**WHAT TO WORK ON:** Using the material below, copy every line where "copyright" appears.

**Dataset excerpts:**
========================================

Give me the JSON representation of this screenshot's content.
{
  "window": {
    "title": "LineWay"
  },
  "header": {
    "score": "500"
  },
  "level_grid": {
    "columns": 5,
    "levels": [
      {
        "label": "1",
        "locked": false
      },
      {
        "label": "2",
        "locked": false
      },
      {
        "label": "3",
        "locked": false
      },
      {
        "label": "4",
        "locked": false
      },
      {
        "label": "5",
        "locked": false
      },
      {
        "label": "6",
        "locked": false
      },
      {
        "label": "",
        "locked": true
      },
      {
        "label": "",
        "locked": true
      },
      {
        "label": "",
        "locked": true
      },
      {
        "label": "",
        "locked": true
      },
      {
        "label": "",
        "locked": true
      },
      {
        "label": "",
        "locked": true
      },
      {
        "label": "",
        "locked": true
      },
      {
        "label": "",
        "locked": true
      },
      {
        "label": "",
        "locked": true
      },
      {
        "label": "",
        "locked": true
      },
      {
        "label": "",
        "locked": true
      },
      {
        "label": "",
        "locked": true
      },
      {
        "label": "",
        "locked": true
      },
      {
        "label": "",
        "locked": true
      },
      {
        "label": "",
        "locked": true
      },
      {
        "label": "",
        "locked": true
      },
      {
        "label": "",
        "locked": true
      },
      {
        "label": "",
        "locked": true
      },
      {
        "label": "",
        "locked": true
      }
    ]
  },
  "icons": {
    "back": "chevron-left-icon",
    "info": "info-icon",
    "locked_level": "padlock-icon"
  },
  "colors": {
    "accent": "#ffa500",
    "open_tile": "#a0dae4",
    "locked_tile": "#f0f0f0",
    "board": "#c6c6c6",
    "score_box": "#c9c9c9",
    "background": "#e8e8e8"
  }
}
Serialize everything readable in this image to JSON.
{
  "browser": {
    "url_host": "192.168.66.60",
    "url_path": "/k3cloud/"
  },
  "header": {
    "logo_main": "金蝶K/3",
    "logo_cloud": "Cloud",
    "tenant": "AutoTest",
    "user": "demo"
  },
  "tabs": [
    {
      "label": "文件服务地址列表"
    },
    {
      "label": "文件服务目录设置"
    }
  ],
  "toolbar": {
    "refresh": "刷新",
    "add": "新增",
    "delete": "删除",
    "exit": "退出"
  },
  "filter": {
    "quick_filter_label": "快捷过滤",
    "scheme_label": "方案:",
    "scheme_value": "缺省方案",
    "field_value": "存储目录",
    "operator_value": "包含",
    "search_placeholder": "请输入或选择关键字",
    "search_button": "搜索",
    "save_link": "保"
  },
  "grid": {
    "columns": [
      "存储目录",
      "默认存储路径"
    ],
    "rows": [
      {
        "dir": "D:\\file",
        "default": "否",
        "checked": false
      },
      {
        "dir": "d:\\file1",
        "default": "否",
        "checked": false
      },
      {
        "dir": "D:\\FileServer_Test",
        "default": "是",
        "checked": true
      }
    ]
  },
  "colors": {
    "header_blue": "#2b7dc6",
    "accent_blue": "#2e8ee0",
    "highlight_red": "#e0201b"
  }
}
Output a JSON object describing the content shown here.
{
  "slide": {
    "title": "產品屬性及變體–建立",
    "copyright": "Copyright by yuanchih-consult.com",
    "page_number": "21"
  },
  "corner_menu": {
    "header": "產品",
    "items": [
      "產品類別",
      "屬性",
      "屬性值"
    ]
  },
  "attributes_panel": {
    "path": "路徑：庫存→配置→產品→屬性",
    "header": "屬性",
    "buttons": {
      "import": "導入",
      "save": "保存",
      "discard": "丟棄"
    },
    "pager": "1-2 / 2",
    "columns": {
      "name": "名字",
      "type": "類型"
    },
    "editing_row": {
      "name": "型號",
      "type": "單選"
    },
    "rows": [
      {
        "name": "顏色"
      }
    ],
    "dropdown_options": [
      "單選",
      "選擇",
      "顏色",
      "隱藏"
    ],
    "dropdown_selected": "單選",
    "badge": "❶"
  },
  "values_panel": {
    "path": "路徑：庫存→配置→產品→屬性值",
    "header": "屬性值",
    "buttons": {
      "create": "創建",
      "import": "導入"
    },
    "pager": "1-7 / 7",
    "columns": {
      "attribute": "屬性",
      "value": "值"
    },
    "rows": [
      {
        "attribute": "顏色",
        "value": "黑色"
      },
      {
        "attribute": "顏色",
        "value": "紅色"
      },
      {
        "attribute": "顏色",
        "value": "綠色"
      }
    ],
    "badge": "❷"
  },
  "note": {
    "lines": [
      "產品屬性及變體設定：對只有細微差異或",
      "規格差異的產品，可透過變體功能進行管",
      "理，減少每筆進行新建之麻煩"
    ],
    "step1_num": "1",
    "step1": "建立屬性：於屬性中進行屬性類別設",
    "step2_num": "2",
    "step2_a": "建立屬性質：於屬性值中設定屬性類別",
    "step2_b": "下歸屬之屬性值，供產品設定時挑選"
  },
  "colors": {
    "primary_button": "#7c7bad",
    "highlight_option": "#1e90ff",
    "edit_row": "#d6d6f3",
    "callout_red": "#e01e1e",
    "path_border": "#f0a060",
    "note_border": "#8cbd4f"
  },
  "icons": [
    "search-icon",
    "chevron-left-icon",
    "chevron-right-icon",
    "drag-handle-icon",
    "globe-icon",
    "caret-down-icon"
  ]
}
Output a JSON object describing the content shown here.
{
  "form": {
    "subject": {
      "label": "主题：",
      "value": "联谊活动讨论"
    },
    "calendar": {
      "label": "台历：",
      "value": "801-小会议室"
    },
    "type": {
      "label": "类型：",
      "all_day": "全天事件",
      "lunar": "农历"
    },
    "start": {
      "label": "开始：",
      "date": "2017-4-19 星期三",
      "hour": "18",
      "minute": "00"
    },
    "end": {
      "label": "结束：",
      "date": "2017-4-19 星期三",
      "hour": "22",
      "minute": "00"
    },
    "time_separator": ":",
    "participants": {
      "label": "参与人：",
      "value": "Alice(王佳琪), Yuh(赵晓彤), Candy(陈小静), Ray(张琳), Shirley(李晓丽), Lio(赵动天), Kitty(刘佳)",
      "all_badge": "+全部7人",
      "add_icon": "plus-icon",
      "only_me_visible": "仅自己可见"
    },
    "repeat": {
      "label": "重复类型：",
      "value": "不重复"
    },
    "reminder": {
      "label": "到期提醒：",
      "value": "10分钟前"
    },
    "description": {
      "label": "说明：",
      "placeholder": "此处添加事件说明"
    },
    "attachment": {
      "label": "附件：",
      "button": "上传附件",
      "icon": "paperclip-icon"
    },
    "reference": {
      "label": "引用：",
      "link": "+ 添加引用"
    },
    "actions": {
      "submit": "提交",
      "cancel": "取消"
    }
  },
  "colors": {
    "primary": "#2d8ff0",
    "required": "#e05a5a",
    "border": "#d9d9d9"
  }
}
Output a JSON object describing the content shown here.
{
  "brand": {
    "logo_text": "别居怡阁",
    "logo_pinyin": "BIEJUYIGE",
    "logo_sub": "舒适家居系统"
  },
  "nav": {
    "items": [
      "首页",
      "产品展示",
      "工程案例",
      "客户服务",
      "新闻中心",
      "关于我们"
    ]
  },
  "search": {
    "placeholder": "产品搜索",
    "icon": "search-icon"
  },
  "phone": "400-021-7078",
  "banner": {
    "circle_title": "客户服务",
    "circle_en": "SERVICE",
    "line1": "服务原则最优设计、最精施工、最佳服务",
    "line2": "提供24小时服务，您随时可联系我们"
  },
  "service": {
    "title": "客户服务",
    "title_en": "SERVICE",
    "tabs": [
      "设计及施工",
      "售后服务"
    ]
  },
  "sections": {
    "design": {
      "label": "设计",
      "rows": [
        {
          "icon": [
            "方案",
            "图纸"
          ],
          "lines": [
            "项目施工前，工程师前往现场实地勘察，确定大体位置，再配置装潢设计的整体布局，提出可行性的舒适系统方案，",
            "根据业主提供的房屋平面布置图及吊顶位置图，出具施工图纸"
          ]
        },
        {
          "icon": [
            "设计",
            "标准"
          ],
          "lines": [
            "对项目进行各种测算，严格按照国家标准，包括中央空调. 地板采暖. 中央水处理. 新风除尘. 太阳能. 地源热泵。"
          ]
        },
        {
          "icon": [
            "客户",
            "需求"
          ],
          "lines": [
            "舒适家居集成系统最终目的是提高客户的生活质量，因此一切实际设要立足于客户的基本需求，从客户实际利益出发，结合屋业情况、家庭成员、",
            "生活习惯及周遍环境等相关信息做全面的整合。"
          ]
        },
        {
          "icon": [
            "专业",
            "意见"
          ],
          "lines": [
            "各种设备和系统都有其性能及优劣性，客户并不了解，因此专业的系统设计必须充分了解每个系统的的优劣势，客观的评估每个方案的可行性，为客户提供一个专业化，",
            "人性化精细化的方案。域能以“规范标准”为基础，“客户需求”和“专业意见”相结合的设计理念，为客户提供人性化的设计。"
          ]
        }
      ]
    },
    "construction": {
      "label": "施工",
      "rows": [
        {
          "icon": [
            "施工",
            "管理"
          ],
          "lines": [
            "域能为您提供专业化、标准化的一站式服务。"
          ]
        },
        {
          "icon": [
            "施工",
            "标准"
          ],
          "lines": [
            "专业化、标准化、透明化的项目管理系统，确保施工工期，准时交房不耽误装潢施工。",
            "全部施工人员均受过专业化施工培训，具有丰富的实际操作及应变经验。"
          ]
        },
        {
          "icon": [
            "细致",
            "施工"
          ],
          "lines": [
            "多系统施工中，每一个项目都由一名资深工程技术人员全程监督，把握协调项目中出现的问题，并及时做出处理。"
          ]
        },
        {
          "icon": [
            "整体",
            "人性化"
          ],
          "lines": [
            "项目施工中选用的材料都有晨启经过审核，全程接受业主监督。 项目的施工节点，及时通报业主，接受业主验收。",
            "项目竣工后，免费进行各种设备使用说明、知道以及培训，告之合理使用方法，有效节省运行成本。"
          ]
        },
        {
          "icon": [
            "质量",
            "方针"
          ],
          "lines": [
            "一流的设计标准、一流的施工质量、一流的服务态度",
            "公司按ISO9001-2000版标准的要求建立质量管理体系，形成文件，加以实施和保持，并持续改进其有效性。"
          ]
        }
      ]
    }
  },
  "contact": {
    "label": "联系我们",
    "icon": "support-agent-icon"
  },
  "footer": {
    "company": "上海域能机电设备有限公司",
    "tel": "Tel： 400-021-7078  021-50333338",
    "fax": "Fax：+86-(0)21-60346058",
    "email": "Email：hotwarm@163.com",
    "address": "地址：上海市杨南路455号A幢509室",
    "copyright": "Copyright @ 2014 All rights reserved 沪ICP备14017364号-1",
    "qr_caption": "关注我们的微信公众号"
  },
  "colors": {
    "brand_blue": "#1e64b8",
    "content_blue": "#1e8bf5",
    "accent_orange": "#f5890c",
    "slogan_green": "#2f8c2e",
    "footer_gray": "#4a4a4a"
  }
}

========================================

**THE COMPLETED TASK:**
    "copyright": "Copyright by yuanchih-consult.com",
    "copyright": "Copyright @ 2014 All rights reserved 沪ICP备14017364号-1",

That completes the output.